Instructions for the task — Report each line of the data that includes the word "沼气产量".
::::::::::
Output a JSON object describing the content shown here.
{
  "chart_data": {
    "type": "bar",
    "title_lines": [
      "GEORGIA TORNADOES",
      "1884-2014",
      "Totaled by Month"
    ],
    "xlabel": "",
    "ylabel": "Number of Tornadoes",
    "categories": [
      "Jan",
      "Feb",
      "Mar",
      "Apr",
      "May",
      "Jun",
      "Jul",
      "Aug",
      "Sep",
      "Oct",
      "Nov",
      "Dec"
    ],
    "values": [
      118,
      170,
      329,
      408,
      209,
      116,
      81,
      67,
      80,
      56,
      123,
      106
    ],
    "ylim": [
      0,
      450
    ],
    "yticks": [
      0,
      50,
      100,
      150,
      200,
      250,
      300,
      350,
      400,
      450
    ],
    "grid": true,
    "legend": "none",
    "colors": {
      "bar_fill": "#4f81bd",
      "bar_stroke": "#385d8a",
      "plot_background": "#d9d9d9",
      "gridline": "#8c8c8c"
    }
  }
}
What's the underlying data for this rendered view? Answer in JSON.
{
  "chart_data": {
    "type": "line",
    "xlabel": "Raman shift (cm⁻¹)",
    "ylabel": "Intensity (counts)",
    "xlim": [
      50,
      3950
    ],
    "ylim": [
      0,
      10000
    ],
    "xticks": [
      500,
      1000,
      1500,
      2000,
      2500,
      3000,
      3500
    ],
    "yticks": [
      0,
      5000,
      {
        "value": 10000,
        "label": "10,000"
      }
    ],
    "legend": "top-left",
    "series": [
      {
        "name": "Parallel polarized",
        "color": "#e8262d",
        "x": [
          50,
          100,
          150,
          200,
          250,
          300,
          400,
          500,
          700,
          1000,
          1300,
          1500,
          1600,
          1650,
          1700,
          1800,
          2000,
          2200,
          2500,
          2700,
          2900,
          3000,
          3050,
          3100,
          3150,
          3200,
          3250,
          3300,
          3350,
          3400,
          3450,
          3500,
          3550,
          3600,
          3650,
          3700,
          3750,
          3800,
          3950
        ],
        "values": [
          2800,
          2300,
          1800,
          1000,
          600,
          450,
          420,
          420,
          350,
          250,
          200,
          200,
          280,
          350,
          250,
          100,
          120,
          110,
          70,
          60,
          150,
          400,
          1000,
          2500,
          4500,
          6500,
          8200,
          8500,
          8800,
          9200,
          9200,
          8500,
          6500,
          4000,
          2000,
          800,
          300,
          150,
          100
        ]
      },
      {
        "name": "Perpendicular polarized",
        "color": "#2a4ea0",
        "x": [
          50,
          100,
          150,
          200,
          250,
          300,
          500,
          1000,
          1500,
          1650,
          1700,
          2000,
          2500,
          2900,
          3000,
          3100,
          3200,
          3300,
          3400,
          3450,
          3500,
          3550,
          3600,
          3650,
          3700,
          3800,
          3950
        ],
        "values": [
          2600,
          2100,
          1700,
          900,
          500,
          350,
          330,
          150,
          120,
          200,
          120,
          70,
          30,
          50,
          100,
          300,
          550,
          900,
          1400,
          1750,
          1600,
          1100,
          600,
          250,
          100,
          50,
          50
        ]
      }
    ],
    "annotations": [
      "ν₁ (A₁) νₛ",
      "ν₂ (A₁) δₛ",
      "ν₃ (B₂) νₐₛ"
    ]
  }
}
::::::::::
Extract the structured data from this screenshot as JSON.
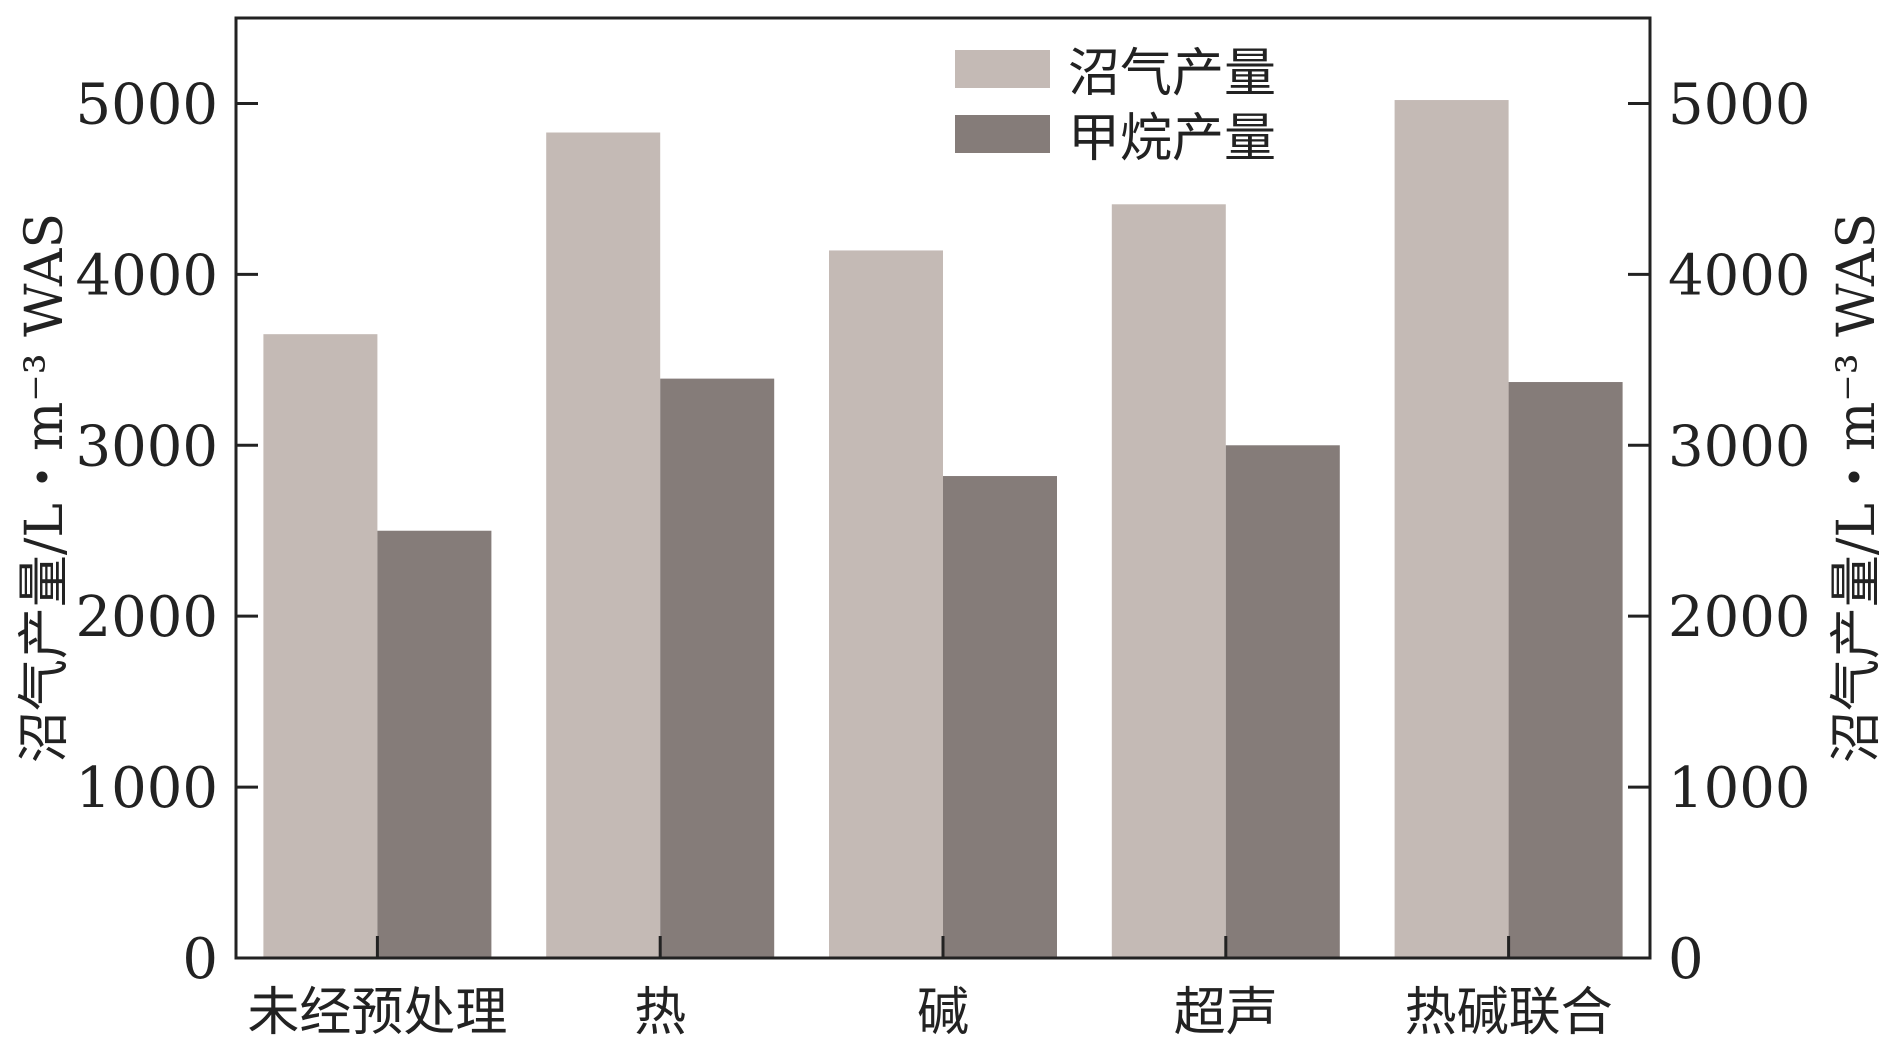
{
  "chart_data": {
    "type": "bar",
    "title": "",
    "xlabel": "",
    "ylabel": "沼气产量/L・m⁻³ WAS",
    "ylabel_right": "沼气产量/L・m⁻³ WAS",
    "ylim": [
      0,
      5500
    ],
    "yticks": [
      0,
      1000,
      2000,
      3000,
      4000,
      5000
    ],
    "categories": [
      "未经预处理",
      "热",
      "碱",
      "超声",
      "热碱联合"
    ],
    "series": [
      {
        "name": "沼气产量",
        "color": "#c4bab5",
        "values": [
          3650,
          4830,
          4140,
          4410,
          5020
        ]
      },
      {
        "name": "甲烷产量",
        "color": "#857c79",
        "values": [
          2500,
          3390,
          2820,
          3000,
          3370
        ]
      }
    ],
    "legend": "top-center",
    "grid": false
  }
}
::::::::::
Answer to this problem —
    "ylabel": "沼气产量/L・m⁻³ WAS",
    "ylabel_right": "沼气产量/L・m⁻³ WAS",
        "name": "沼气产量",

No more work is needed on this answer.